- **Problem to solve**
Lines that include the word "from" are the ones to copy.

-------------------------

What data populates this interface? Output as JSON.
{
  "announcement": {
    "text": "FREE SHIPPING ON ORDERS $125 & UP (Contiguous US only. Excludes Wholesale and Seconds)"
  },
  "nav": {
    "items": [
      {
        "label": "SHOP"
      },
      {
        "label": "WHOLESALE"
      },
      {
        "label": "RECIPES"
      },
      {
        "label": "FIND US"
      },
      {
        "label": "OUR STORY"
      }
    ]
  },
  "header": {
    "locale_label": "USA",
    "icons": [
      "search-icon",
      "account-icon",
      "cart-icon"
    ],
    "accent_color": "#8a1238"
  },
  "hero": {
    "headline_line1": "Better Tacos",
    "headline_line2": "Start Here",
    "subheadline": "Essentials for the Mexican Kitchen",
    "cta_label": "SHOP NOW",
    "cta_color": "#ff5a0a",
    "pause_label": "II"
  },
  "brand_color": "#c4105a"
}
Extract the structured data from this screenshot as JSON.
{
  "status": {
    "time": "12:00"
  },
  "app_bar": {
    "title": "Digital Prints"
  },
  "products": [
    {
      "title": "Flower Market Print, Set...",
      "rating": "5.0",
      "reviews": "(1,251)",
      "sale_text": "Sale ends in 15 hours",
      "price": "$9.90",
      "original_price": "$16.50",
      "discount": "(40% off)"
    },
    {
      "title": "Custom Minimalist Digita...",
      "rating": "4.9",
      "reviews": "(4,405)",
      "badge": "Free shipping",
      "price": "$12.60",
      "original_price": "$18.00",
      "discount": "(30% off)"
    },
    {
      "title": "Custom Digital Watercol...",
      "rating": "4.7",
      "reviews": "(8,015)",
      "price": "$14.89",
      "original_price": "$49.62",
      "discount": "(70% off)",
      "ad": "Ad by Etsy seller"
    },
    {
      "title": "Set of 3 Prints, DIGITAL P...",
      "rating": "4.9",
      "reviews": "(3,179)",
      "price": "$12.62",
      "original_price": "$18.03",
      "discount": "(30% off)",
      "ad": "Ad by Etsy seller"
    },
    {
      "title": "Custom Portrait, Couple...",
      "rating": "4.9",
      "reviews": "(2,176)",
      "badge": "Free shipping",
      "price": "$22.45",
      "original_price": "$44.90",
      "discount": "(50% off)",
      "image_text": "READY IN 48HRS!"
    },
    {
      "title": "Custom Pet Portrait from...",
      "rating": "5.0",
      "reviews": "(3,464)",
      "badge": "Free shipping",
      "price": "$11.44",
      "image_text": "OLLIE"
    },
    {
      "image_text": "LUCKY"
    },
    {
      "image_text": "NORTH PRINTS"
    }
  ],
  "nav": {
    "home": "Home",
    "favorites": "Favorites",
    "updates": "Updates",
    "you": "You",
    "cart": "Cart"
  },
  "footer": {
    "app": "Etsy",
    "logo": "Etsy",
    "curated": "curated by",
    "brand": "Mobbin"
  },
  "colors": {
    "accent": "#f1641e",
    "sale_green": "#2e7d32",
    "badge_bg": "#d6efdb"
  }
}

-------------------------

- **Task result**
Extract the structured data from this screenshot as JSON.
      "title": "Custom Pet Portrait from...",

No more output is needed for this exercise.